What the task asks:
Take each line containing the word "JSON" and copy it.

Raw records:
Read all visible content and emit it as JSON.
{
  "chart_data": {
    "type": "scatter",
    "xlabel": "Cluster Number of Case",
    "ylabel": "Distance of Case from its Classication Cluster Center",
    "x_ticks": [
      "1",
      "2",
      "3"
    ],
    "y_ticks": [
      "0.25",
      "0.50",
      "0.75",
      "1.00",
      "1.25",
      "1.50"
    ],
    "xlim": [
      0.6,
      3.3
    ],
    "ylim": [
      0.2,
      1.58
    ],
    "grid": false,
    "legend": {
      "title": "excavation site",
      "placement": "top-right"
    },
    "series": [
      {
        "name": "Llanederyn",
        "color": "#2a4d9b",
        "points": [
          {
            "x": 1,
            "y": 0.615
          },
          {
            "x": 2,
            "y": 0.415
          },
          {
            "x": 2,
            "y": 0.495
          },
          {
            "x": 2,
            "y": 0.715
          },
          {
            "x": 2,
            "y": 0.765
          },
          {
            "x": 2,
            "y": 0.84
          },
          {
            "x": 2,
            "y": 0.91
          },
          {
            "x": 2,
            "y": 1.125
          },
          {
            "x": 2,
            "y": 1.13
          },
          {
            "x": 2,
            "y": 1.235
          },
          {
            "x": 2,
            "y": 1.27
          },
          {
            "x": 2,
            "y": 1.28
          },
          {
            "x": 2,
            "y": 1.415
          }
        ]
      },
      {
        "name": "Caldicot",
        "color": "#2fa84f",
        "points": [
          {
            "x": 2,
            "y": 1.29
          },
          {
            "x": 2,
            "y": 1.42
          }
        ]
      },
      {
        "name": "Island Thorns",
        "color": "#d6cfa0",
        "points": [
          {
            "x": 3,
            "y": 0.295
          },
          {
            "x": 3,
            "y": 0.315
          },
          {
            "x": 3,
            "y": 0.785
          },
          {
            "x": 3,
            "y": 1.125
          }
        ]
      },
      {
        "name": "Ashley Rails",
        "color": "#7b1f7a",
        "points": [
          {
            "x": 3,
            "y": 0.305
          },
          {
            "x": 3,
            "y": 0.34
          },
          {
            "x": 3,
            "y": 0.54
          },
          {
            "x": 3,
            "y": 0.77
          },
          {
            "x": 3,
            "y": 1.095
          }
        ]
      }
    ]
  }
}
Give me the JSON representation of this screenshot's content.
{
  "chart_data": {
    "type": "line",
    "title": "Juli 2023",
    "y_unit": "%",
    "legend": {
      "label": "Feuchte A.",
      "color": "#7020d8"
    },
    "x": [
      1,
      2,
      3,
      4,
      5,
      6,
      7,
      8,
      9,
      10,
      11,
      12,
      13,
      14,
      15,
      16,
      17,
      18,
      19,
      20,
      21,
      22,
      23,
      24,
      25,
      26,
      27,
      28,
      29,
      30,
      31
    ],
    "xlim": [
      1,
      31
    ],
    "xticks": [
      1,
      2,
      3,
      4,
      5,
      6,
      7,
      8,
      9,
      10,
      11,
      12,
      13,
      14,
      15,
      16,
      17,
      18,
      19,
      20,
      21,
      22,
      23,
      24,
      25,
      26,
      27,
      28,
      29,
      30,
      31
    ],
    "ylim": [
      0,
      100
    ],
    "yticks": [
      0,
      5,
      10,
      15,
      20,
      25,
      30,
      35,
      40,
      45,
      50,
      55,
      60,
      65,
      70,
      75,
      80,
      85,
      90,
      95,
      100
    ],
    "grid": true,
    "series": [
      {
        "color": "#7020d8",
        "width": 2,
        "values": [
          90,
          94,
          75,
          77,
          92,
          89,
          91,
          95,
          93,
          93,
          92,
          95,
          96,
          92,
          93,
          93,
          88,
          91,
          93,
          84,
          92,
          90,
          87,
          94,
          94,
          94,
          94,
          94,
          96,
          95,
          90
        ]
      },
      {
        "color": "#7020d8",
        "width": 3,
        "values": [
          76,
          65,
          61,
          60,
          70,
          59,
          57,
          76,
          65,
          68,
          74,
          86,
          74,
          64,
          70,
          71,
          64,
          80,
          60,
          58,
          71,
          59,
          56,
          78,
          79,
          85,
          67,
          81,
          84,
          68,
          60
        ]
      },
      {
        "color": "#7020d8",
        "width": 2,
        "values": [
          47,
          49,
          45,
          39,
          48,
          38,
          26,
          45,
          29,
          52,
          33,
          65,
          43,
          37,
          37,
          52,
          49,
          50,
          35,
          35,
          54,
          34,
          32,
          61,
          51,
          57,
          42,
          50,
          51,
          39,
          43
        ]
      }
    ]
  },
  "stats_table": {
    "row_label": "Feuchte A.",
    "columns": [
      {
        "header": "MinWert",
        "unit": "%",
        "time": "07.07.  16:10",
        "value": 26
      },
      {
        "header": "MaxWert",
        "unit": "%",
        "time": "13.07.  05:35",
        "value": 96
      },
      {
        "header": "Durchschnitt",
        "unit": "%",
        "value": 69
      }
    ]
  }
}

Solution to this task:
Read all visible content and emit it as JSON.
Give me the JSON representation of this screenshot's content.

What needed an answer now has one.